-- BEGIN SUPPLIED DATA --
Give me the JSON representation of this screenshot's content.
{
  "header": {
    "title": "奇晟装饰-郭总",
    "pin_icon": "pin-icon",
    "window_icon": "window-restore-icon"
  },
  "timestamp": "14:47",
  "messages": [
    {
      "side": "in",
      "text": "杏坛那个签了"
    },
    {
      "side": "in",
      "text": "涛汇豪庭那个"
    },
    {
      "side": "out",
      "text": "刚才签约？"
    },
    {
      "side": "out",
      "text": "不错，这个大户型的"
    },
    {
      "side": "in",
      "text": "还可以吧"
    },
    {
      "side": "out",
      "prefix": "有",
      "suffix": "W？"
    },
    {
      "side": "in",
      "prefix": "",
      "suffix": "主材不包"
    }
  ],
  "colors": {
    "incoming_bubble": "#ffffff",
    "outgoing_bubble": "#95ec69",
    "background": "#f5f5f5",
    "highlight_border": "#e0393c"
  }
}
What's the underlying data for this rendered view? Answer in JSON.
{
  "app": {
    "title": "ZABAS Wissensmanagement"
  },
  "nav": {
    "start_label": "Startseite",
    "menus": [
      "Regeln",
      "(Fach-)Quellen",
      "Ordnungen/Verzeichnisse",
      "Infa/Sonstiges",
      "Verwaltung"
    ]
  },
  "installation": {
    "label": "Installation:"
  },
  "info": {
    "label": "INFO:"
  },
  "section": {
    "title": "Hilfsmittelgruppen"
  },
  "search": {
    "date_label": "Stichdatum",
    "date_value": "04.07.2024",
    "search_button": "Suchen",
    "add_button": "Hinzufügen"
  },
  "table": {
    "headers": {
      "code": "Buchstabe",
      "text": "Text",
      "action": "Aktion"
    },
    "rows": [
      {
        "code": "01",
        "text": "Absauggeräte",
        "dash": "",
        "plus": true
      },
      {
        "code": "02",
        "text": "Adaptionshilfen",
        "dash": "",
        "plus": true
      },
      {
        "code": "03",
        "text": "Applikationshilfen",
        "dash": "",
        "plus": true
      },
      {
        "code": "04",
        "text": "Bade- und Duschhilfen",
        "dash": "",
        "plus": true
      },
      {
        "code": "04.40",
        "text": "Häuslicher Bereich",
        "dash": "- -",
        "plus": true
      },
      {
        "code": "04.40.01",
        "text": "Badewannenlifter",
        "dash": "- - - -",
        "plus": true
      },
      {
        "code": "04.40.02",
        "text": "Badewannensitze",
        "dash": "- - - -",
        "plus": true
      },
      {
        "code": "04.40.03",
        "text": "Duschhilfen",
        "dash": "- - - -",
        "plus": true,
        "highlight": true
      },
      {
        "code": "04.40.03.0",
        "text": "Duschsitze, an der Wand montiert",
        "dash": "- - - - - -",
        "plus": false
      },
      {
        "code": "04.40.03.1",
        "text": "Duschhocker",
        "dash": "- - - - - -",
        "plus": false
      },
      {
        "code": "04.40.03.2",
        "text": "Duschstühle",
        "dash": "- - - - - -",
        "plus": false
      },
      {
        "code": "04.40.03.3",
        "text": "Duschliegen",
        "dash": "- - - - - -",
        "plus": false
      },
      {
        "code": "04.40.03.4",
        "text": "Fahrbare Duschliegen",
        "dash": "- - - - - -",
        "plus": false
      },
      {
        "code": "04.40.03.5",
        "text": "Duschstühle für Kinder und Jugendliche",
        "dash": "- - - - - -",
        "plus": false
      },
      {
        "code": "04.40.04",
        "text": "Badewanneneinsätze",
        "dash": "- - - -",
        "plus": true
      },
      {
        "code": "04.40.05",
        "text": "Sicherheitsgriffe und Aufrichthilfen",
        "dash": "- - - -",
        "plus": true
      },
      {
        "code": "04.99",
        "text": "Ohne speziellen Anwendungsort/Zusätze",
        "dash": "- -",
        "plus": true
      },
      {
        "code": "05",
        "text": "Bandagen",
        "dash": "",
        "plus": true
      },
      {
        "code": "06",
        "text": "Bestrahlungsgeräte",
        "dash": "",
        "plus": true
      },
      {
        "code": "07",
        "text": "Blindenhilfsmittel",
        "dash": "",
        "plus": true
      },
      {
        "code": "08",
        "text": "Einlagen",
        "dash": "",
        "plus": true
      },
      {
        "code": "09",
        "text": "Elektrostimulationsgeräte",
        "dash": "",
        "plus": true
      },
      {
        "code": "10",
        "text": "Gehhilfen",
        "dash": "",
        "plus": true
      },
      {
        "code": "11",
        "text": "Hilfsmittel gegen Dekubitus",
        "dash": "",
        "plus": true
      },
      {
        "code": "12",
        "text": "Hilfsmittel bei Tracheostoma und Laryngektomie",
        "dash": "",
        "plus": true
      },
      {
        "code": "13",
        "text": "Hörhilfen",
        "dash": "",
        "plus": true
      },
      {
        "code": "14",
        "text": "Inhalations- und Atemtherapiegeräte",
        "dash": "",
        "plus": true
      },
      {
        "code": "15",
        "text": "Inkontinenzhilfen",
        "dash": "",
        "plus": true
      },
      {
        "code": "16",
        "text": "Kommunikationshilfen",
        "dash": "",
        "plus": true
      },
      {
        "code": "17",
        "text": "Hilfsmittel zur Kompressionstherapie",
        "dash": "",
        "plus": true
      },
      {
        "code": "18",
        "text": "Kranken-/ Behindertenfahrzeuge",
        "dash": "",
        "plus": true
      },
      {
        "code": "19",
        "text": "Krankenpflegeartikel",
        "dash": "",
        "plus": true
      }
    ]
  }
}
-- END SUPPLIED DATA --
## PROBLEM
Show all lines in the entries above where the word "JSON" appears.

## TASK OUTPUT
Give me the JSON representation of this screenshot's content.
What's the underlying data for this rendered view? Answer in JSON.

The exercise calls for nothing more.